> _OBJECTIVE_:
Locate the word "this" in the data below, then copy every line that holds it.

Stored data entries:

## start

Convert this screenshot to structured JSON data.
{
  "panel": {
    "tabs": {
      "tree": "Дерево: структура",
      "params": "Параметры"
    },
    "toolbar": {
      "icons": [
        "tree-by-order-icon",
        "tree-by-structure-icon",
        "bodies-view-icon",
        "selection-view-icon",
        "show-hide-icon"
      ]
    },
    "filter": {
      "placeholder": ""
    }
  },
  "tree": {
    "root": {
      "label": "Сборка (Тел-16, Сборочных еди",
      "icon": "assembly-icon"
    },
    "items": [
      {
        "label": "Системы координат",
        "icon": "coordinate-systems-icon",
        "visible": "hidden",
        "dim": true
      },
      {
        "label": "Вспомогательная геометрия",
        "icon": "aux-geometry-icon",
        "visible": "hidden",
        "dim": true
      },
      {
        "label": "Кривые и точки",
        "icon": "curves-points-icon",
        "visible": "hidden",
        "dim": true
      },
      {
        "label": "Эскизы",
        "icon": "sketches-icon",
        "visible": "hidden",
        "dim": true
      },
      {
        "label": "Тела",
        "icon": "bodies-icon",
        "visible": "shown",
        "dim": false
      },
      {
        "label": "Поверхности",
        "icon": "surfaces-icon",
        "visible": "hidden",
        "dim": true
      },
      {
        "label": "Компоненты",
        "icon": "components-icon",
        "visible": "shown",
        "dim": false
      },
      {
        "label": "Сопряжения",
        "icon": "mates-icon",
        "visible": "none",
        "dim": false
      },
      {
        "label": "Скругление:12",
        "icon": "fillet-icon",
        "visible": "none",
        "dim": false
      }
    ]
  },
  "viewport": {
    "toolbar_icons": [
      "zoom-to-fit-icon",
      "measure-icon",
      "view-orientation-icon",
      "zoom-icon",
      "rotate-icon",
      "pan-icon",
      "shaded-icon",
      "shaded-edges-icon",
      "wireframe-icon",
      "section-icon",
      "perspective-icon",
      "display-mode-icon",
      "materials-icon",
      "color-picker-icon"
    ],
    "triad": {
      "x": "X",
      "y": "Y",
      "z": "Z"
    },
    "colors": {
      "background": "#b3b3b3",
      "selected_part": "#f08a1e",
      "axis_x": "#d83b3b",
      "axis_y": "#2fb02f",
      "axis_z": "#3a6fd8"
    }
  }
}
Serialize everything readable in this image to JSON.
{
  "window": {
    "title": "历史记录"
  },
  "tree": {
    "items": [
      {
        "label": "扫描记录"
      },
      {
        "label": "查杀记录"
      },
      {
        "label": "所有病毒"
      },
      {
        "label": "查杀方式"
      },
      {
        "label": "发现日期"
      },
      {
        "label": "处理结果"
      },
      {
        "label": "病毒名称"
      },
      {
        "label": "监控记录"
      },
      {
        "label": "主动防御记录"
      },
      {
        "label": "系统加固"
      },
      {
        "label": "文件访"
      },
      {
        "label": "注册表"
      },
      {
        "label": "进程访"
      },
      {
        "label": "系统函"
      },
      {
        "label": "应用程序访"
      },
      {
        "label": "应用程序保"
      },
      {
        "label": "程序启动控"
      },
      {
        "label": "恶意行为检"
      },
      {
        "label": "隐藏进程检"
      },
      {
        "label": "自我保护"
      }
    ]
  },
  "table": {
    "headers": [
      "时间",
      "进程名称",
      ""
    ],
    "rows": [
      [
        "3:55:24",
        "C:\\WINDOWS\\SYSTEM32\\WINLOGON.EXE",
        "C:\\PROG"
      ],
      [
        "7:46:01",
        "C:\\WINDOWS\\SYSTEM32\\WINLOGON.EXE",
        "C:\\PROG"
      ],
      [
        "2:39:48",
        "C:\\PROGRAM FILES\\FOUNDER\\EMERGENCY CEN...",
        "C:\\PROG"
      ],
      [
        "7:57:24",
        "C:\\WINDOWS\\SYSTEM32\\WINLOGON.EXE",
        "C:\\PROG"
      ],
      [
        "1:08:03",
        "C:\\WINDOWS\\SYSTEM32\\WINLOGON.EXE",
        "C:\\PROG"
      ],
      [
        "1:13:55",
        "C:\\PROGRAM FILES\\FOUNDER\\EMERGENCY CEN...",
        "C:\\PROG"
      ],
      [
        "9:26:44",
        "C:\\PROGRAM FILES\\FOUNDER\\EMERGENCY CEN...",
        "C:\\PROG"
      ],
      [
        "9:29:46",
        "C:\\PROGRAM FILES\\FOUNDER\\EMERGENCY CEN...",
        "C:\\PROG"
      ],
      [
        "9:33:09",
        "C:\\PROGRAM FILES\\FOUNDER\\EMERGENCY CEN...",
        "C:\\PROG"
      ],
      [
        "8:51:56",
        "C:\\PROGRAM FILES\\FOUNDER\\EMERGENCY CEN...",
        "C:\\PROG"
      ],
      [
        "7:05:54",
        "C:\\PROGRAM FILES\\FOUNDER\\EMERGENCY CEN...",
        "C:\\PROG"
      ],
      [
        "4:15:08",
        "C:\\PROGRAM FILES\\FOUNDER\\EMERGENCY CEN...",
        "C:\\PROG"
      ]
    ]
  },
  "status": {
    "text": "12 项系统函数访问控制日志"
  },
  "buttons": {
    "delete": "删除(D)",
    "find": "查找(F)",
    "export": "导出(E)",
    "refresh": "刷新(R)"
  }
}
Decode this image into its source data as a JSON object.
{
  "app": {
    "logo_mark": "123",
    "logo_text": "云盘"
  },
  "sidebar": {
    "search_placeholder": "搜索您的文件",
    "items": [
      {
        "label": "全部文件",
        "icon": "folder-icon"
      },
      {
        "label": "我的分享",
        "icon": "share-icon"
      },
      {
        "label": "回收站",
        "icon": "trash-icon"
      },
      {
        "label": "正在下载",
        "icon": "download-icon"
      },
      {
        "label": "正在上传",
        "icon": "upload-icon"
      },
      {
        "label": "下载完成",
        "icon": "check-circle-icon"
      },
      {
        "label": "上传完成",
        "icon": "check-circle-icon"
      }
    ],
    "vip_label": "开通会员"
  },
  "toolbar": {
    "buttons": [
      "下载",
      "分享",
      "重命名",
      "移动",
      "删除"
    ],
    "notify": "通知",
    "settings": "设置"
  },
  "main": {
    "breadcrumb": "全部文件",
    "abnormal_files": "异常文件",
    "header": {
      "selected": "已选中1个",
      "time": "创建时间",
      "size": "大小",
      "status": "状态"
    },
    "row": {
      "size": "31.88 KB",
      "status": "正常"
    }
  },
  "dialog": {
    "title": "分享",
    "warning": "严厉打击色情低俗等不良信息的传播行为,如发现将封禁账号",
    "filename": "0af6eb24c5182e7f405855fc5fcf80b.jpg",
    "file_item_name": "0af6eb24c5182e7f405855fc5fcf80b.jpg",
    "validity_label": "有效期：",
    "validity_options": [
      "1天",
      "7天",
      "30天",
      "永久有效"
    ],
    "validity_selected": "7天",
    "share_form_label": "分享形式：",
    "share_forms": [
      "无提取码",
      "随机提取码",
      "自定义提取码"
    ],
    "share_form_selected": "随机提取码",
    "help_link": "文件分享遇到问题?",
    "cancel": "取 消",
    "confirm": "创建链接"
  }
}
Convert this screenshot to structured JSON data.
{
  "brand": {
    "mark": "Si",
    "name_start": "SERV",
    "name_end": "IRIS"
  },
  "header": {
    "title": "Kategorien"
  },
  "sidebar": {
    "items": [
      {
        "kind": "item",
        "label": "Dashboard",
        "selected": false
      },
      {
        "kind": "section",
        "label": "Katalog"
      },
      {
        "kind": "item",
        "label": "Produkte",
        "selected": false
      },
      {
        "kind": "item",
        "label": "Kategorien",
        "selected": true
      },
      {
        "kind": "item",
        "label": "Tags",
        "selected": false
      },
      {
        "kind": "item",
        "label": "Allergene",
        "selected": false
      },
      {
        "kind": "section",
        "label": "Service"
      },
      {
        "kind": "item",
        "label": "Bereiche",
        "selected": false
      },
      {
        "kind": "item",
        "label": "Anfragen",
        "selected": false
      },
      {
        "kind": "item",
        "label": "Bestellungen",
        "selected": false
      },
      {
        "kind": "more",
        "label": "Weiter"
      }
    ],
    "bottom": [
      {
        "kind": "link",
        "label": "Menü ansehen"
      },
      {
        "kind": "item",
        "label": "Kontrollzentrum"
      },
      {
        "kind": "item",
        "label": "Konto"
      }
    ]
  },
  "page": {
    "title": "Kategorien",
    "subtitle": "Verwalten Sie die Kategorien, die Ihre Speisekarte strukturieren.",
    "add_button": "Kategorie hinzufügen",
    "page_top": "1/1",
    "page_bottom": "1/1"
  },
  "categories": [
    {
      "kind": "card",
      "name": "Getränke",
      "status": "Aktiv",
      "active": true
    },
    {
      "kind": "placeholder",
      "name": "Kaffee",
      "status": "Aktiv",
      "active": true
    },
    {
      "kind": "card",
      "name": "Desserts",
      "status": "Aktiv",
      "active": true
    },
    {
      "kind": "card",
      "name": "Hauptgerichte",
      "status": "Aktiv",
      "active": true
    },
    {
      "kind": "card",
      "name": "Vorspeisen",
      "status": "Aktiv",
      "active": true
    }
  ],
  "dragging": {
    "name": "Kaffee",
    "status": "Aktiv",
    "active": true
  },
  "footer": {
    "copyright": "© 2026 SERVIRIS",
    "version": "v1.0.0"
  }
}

## end

> _WORKED SOLUTION_:
Convert this screenshot to structured JSON data.
Serialize everything readable in this image to JSON.
Decode this image into its source data as a JSON object.
Convert this screenshot to structured JSON data.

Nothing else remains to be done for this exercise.